- Aim of the task: Using the listing below, give the number of lines where "Кыргызстане" appears, and nothing else.

(Source records)
[BEGIN]

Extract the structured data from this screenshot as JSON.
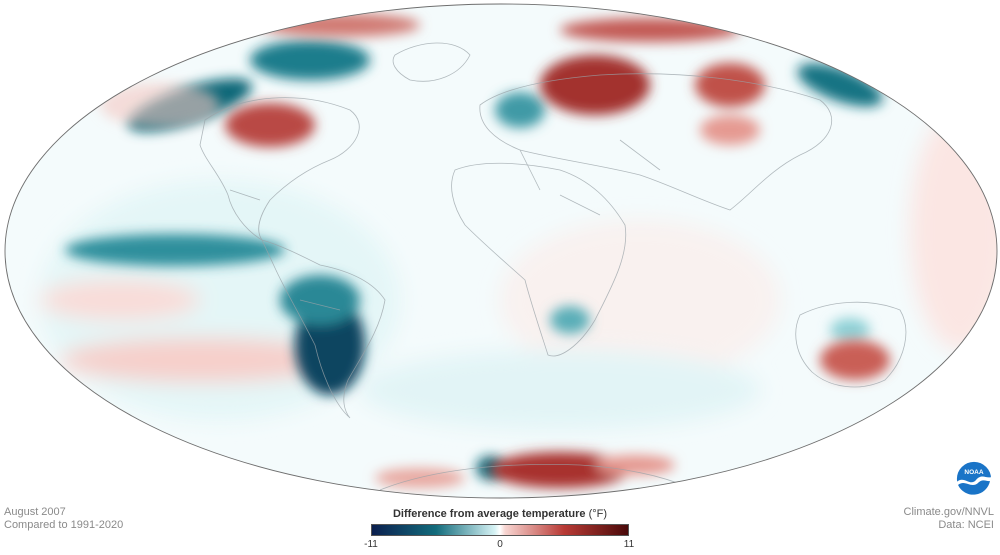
{
  "caption": {
    "date": "August 2007",
    "baseline": "Compared to 1991-2020",
    "source_site": "Climate.gov/NNVL",
    "data_source": "Data: NCEI"
  },
  "legend": {
    "title": "Difference from average temperature",
    "unit": "(°F)",
    "min": "-11",
    "mid": "0",
    "max": "11",
    "colors": {
      "cold_extreme": "#0b1f4f",
      "cold": "#136c7c",
      "neutral": "#ffffff",
      "warm": "#b83a35",
      "warm_extreme": "#4a0a0a"
    }
  },
  "logo": {
    "text": "NOAA"
  },
  "map": {
    "projection": "Mollweide",
    "variable": "temperature anomaly"
  }
}
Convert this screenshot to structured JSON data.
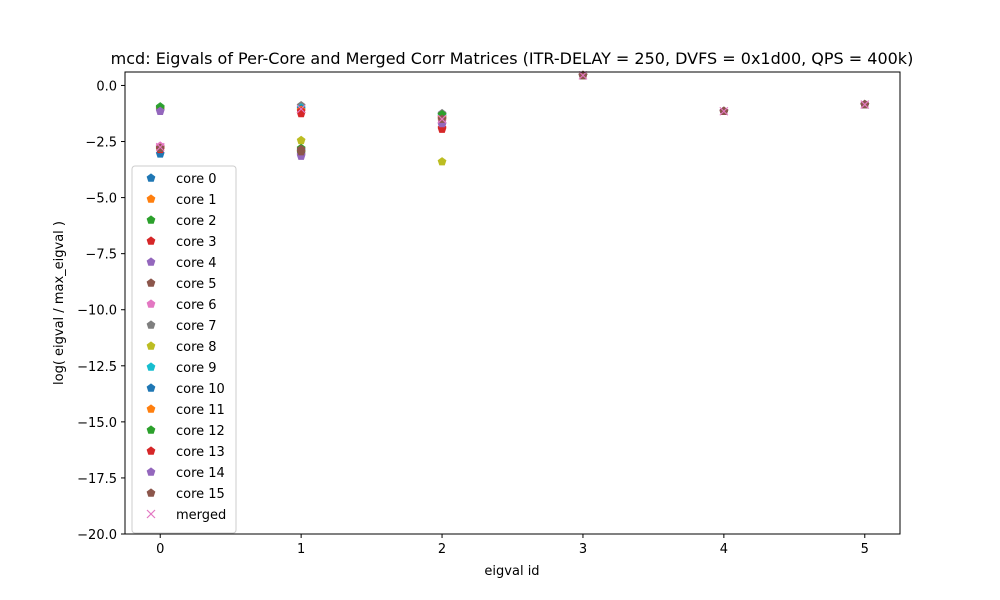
{
  "chart_data": {
    "type": "scatter",
    "title": "mcd: Eigvals of Per-Core and Merged Corr Matrices (ITR-DELAY = 250, DVFS = 0x1d00, QPS = 400k)",
    "xlabel": "eigval id",
    "ylabel": "log( eigval / max_eigval )",
    "xlim": [
      -0.25,
      5.25
    ],
    "ylim": [
      -20,
      0.6
    ],
    "xticks": [
      "0",
      "1",
      "2",
      "3",
      "4",
      "5"
    ],
    "yticks": [
      "0.0",
      "−2.5",
      "−5.0",
      "−7.5",
      "−10.0",
      "−12.5",
      "−15.0",
      "−17.5",
      "−20.0"
    ],
    "grid": false,
    "legend_position": "center-left",
    "series": [
      {
        "name": "core 0",
        "color": "#1f77b4",
        "marker": "pentagon",
        "x": [
          0,
          1,
          2,
          3,
          4,
          5
        ],
        "y": [
          -3.05,
          -2.9,
          -1.5,
          0.45,
          -1.15,
          -0.85
        ]
      },
      {
        "name": "core 1",
        "color": "#ff7f0e",
        "marker": "pentagon",
        "x": [
          0,
          1,
          2,
          3,
          4,
          5
        ],
        "y": [
          -2.75,
          -2.95,
          -1.55,
          0.45,
          -1.15,
          -0.85
        ]
      },
      {
        "name": "core 2",
        "color": "#2ca02c",
        "marker": "pentagon",
        "x": [
          0,
          1,
          2,
          3,
          4,
          5
        ],
        "y": [
          -0.95,
          -2.8,
          -1.3,
          0.45,
          -1.15,
          -0.85
        ]
      },
      {
        "name": "core 3",
        "color": "#d62728",
        "marker": "pentagon",
        "x": [
          0,
          1,
          2,
          3,
          4,
          5
        ],
        "y": [
          -2.85,
          -1.25,
          -1.95,
          0.45,
          -1.15,
          -0.85
        ]
      },
      {
        "name": "core 4",
        "color": "#9467bd",
        "marker": "pentagon",
        "x": [
          0,
          1,
          2,
          3,
          4,
          5
        ],
        "y": [
          -1.1,
          -3.15,
          -1.75,
          0.45,
          -1.15,
          -0.85
        ]
      },
      {
        "name": "core 5",
        "color": "#8c564b",
        "marker": "pentagon",
        "x": [
          0,
          1,
          2,
          3,
          4,
          5
        ],
        "y": [
          -2.75,
          -2.85,
          -1.45,
          0.45,
          -1.15,
          -0.85
        ]
      },
      {
        "name": "core 6",
        "color": "#e377c2",
        "marker": "pentagon",
        "x": [
          0,
          1,
          2,
          3,
          4,
          5
        ],
        "y": [
          -2.7,
          -3.05,
          -1.6,
          0.45,
          -1.15,
          -0.85
        ]
      },
      {
        "name": "core 7",
        "color": "#7f7f7f",
        "marker": "pentagon",
        "x": [
          0,
          1,
          2,
          3,
          4,
          5
        ],
        "y": [
          -1.05,
          -0.9,
          -1.25,
          0.45,
          -1.15,
          -0.85
        ]
      },
      {
        "name": "core 8",
        "color": "#bcbd22",
        "marker": "pentagon",
        "x": [
          0,
          1,
          2,
          3,
          4,
          5
        ],
        "y": [
          -1.0,
          -2.45,
          -3.4,
          0.45,
          -1.15,
          -0.85
        ]
      },
      {
        "name": "core 9",
        "color": "#17becf",
        "marker": "pentagon",
        "x": [
          0,
          1,
          2,
          3,
          4,
          5
        ],
        "y": [
          -1.0,
          -1.0,
          -1.35,
          0.45,
          -1.15,
          -0.85
        ]
      },
      {
        "name": "core 10",
        "color": "#1f77b4",
        "marker": "pentagon",
        "x": [
          0,
          1,
          2,
          3,
          4,
          5
        ],
        "y": [
          -1.1,
          -1.05,
          -1.4,
          0.45,
          -1.15,
          -0.85
        ]
      },
      {
        "name": "core 11",
        "color": "#ff7f0e",
        "marker": "pentagon",
        "x": [
          0,
          1,
          2,
          3,
          4,
          5
        ],
        "y": [
          -1.05,
          -1.1,
          -1.45,
          0.45,
          -1.15,
          -0.85
        ]
      },
      {
        "name": "core 12",
        "color": "#2ca02c",
        "marker": "pentagon",
        "x": [
          0,
          1,
          2,
          3,
          4,
          5
        ],
        "y": [
          -1.0,
          -3.0,
          -1.3,
          0.45,
          -1.15,
          -0.85
        ]
      },
      {
        "name": "core 13",
        "color": "#d62728",
        "marker": "pentagon",
        "x": [
          0,
          1,
          2,
          3,
          4,
          5
        ],
        "y": [
          -2.8,
          -1.15,
          -1.9,
          0.45,
          -1.15,
          -0.85
        ]
      },
      {
        "name": "core 14",
        "color": "#9467bd",
        "marker": "pentagon",
        "x": [
          0,
          1,
          2,
          3,
          4,
          5
        ],
        "y": [
          -1.15,
          -3.1,
          -1.7,
          0.45,
          -1.15,
          -0.85
        ]
      },
      {
        "name": "core 15",
        "color": "#8c564b",
        "marker": "pentagon",
        "x": [
          0,
          1,
          2,
          3,
          4,
          5
        ],
        "y": [
          -2.8,
          -2.95,
          -1.5,
          0.45,
          -1.15,
          -0.85
        ]
      },
      {
        "name": "merged",
        "color": "#e377c2",
        "marker": "x",
        "x": [
          0,
          1,
          2,
          3,
          4,
          5
        ],
        "y": [
          -2.75,
          -1.05,
          -1.5,
          0.45,
          -1.15,
          -0.85
        ]
      }
    ]
  }
}
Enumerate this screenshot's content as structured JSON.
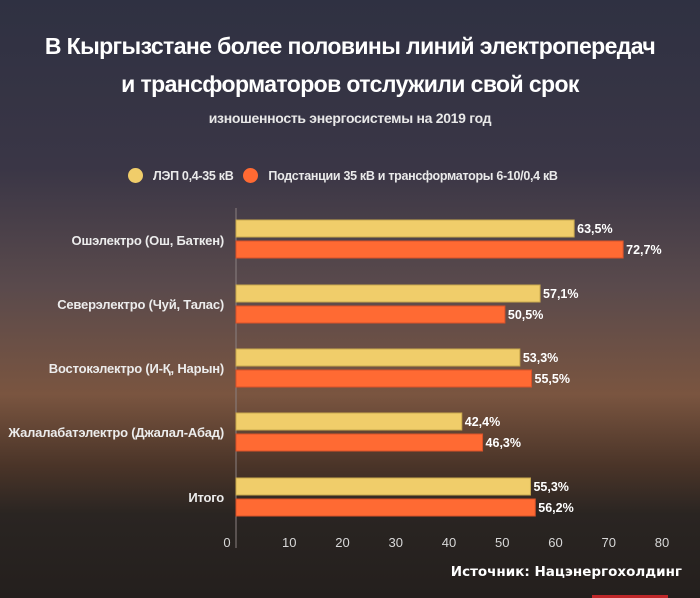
{
  "chart_data": {
    "type": "bar",
    "orientation": "horizontal",
    "title": "В Кыргызстане более половины линий электропередач и трансформаторов отслужили свой срок",
    "title_lines": [
      "В Кыргызстане более половины линий электропередач",
      "и трансформаторов отслужили свой срок"
    ],
    "subtitle": "изношенность энергосистемы на 2019 год",
    "categories": [
      "Ошэлектро (Ош, Баткен)",
      "Северэлектро (Чуй, Талас)",
      "Востокэлектро (И-Қ, Нарын)",
      "Жалалабатэлектро (Джалал-Абад)",
      "Итого"
    ],
    "series": [
      {
        "name": "ЛЭП 0,4-35 кВ",
        "color": "#f0cd6a",
        "values": [
          63.5,
          57.1,
          53.3,
          42.4,
          55.3
        ],
        "labels": [
          "63,5%",
          "57,1%",
          "53,3%",
          "42,4%",
          "55,3%"
        ]
      },
      {
        "name": "Подстанции 35 кВ и трансформаторы 6-10/0,4 кВ",
        "color": "#ff6a33",
        "values": [
          72.7,
          50.5,
          55.5,
          46.3,
          56.2
        ],
        "labels": [
          "72,7%",
          "50,5%",
          "55,5%",
          "46,3%",
          "56,2%"
        ]
      }
    ],
    "xlim": [
      0,
      80
    ],
    "xticks": [
      "0",
      "10",
      "20",
      "30",
      "40",
      "50",
      "60",
      "70",
      "80"
    ],
    "legend_position": "top",
    "grid": false,
    "source": "Источник: Нацэнергохолдинг"
  }
}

[END]

- Response: 2